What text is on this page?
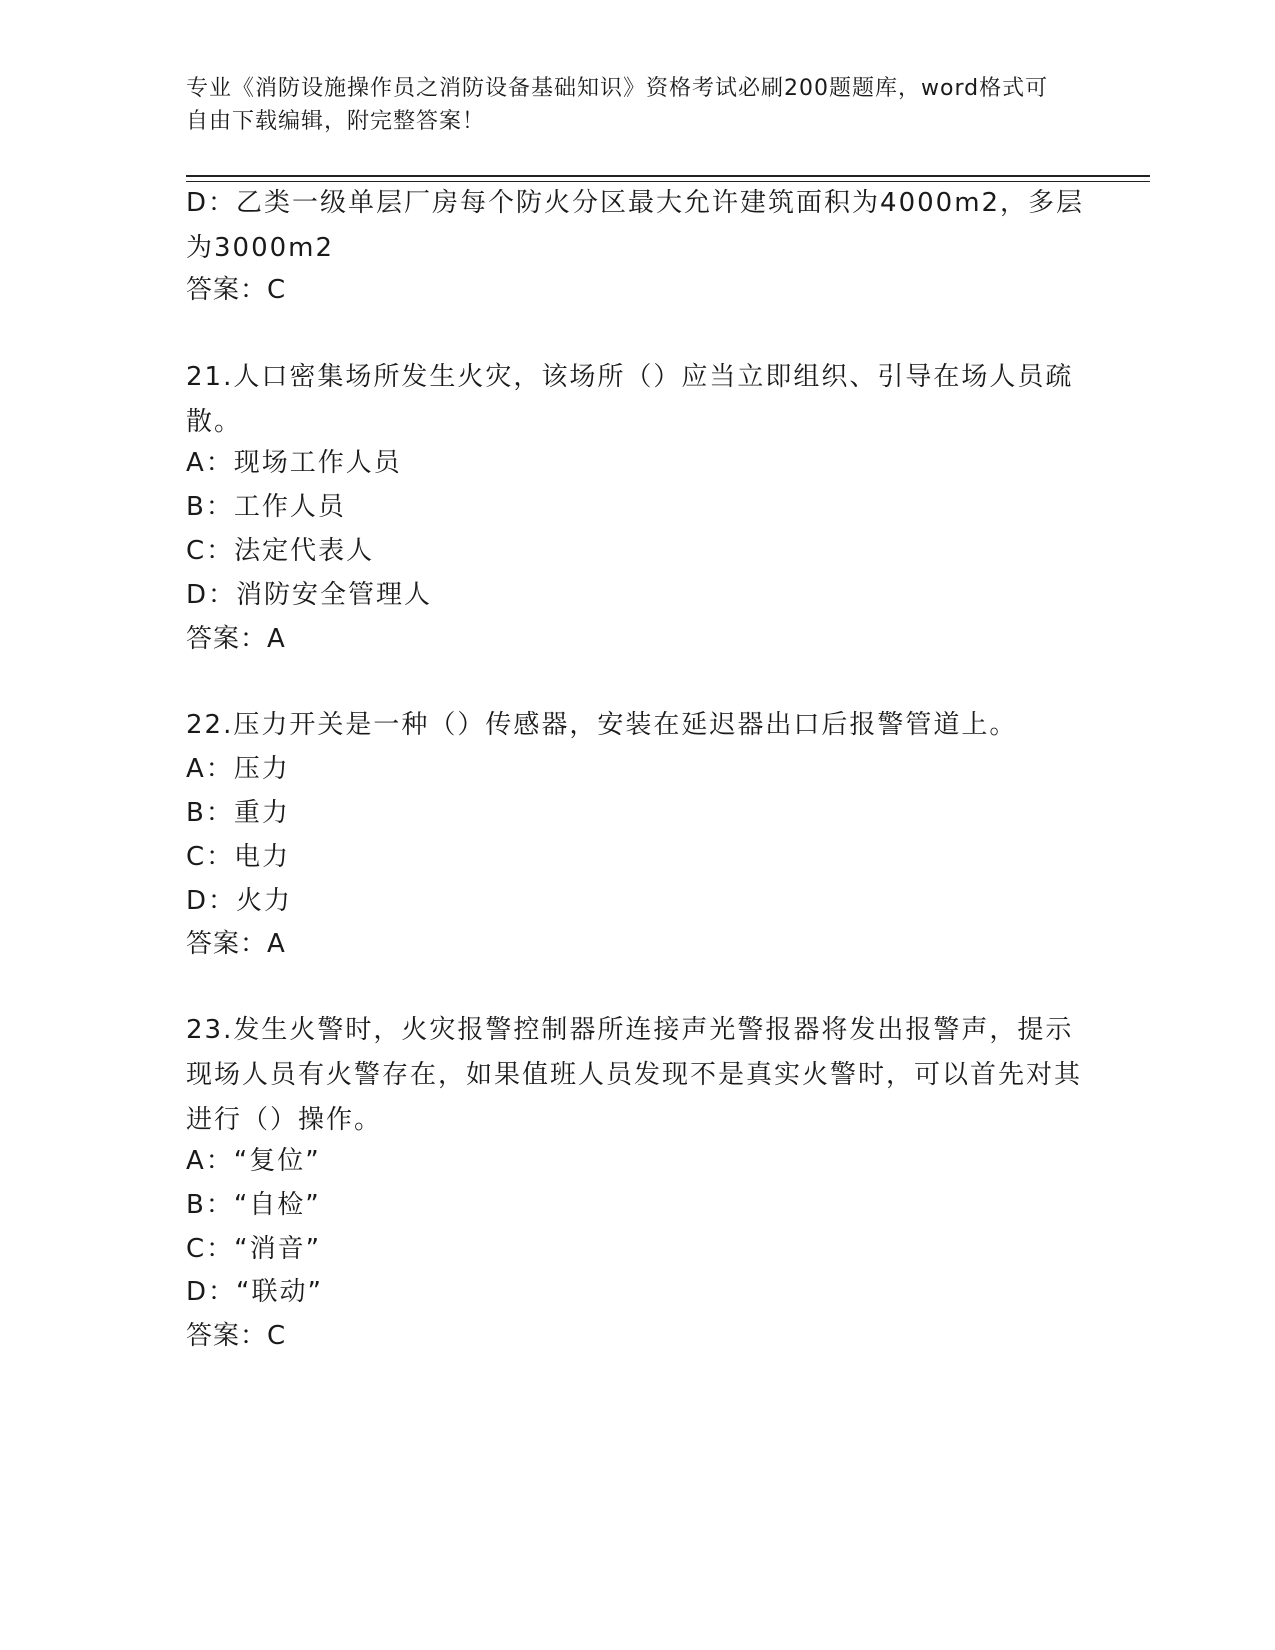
专业《消防设施操作员之消防设备基础知识》资格考试必刷200题题库，word格式可自由下载编辑，附完整答案！

D：乙类一级单层厂房每个防火分区最大允许建筑面积为4000m2，多层为3000m2

答案：C

21.人口密集场所发生火灾，该场所（）应当立即组织、引导在场人员疏散。

A：现场工作人员

B：工作人员

C：法定代表人

D：消防安全管理人

答案：A

22.压力开关是一种（）传感器，安装在延迟器出口后报警管道上。

A：压力

B：重力

C：电力

D：火力

答案：A

23.发生火警时，火灾报警控制器所连接声光警报器将发出报警声，提示现场人员有火警存在，如果值班人员发现不是真实火警时，可以首先对其进行（）操作。

A：“复位”

B：“自检”

C：“消音”

D：“联动”

答案：C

### Your objective
Output the material word for word, omitting its pictures.

### Completed exercise
What text is on this page?
专业《消防设施操作员之消防设备基础知识》资格考试必刷200题题库，word格式可自由下载编辑，附完整答案！

D：乙类一级单层厂房每个防火分区最大允许建筑面积为4000m2，多层为3000m2

答案：C

21.人口密集场所发生火灾，该场所（）应当立即组织、引导在场人员疏散。

A：现场工作人员

B：工作人员

C：法定代表人

D：消防安全管理人

答案：A

22.压力开关是一种（）传感器，安装在延迟器出口后报警管道上。

A：压力

B：重力

C：电力

D：火力

答案：A

23.发生火警时，火灾报警控制器所连接声光警报器将发出报警声，提示现场人员有火警存在，如果值班人员发现不是真实火警时，可以首先对其进行（）操作。

A：“复位”

B：“自检”

C：“消音”

D：“联动”

答案：C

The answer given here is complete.